### WRITTEN EXERCISE:
Copy down all of the data underneath, exactly as shown.

=== STORED DATA ===

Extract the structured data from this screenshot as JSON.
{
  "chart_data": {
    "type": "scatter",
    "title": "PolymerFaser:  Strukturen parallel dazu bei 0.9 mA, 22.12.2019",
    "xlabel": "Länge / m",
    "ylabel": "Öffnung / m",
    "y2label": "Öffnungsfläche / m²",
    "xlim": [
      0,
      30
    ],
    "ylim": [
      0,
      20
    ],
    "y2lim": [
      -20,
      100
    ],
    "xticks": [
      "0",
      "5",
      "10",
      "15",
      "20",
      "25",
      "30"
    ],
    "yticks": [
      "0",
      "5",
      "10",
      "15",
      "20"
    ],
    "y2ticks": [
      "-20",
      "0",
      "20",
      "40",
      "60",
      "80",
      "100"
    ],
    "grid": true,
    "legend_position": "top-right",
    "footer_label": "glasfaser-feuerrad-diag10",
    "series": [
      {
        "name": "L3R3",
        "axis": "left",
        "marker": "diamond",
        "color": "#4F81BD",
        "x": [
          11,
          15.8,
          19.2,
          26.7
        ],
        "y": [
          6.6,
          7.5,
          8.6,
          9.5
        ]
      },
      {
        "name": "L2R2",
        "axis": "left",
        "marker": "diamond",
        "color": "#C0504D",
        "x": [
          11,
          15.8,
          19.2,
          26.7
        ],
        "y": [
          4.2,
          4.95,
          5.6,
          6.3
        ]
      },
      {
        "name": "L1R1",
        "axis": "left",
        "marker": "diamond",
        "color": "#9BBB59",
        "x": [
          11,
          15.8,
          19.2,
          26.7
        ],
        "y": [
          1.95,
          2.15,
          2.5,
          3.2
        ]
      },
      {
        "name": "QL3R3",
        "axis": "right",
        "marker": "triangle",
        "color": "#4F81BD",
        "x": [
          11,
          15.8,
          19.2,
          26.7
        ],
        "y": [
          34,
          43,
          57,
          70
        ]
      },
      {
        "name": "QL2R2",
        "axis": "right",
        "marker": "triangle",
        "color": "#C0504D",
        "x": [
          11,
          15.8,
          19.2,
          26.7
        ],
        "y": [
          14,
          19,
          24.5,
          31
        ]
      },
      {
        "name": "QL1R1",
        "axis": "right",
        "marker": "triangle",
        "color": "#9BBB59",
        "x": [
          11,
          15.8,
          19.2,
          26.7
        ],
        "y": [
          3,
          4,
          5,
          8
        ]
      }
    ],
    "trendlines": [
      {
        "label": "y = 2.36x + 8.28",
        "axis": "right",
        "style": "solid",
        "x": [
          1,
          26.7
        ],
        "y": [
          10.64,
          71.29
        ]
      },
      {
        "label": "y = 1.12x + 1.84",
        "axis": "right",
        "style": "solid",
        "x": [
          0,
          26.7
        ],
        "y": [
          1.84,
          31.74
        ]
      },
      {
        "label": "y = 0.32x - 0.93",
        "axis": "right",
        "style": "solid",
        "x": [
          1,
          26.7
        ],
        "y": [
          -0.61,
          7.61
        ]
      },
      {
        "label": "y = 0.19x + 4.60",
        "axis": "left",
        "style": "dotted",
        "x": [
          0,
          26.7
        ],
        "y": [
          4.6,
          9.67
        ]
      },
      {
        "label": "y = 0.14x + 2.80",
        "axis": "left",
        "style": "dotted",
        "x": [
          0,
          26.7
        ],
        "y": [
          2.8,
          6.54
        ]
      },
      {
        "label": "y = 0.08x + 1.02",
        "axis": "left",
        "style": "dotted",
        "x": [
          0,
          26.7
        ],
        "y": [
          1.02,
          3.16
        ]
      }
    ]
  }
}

===

### PROBLEM SOLUTION:
Extract the structured data from this screenshot as JSON.
{
  "chart_data": {
    "type": "scatter",
    "title": "PolymerFaser:  Strukturen parallel dazu bei 0.9 mA, 22.12.2019",
    "xlabel": "Länge / m",
    "ylabel": "Öffnung / m",
    "y2label": "Öffnungsfläche / m²",
    "xlim": [
      0,
      30
    ],
    "ylim": [
      0,
      20
    ],
    "y2lim": [
      -20,
      100
    ],
    "xticks": [
      "0",
      "5",
      "10",
      "15",
      "20",
      "25",
      "30"
    ],
    "yticks": [
      "0",
      "5",
      "10",
      "15",
      "20"
    ],
    "y2ticks": [
      "-20",
      "0",
      "20",
      "40",
      "60",
      "80",
      "100"
    ],
    "grid": true,
    "legend_position": "top-right",
    "footer_label": "glasfaser-feuerrad-diag10",
    "series": [
      {
        "name": "L3R3",
        "axis": "left",
        "marker": "diamond",
        "color": "#4F81BD",
        "x": [
          11,
          15.8,
          19.2,
          26.7
        ],
        "y": [
          6.6,
          7.5,
          8.6,
          9.5
        ]
      },
      {
        "name": "L2R2",
        "axis": "left",
        "marker": "diamond",
        "color": "#C0504D",
        "x": [
          11,
          15.8,
          19.2,
          26.7
        ],
        "y": [
          4.2,
          4.95,
          5.6,
          6.3
        ]
      },
      {
        "name": "L1R1",
        "axis": "left",
        "marker": "diamond",
        "color": "#9BBB59",
        "x": [
          11,
          15.8,
          19.2,
          26.7
        ],
        "y": [
          1.95,
          2.15,
          2.5,
          3.2
        ]
      },
      {
        "name": "QL3R3",
        "axis": "right",
        "marker": "triangle",
        "color": "#4F81BD",
        "x": [
          11,
          15.8,
          19.2,
          26.7
        ],
        "y": [
          34,
          43,
          57,
          70
        ]
      },
      {
        "name": "QL2R2",
        "axis": "right",
        "marker": "triangle",
        "color": "#C0504D",
        "x": [
          11,
          15.8,
          19.2,
          26.7
        ],
        "y": [
          14,
          19,
          24.5,
          31
        ]
      },
      {
        "name": "QL1R1",
        "axis": "right",
        "marker": "triangle",
        "color": "#9BBB59",
        "x": [
          11,
          15.8,
          19.2,
          26.7
        ],
        "y": [
          3,
          4,
          5,
          8
        ]
      }
    ],
    "trendlines": [
      {
        "label": "y = 2.36x + 8.28",
        "axis": "right",
        "style": "solid",
        "x": [
          1,
          26.7
        ],
        "y": [
          10.64,
          71.29
        ]
      },
      {
        "label": "y = 1.12x + 1.84",
        "axis": "right",
        "style": "solid",
        "x": [
          0,
          26.7
        ],
        "y": [
          1.84,
          31.74
        ]
      },
      {
        "label": "y = 0.32x - 0.93",
        "axis": "right",
        "style": "solid",
        "x": [
          1,
          26.7
        ],
        "y": [
          -0.61,
          7.61
        ]
      },
      {
        "label": "y = 0.19x + 4.60",
        "axis": "left",
        "style": "dotted",
        "x": [
          0,
          26.7
        ],
        "y": [
          4.6,
          9.67
        ]
      },
      {
        "label": "y = 0.14x + 2.80",
        "axis": "left",
        "style": "dotted",
        "x": [
          0,
          26.7
        ],
        "y": [
          2.8,
          6.54
        ]
      },
      {
        "label": "y = 0.08x + 1.02",
        "axis": "left",
        "style": "dotted",
        "x": [
          0,
          26.7
        ],
        "y": [
          1.02,
          3.16
        ]
      }
    ]
  }
}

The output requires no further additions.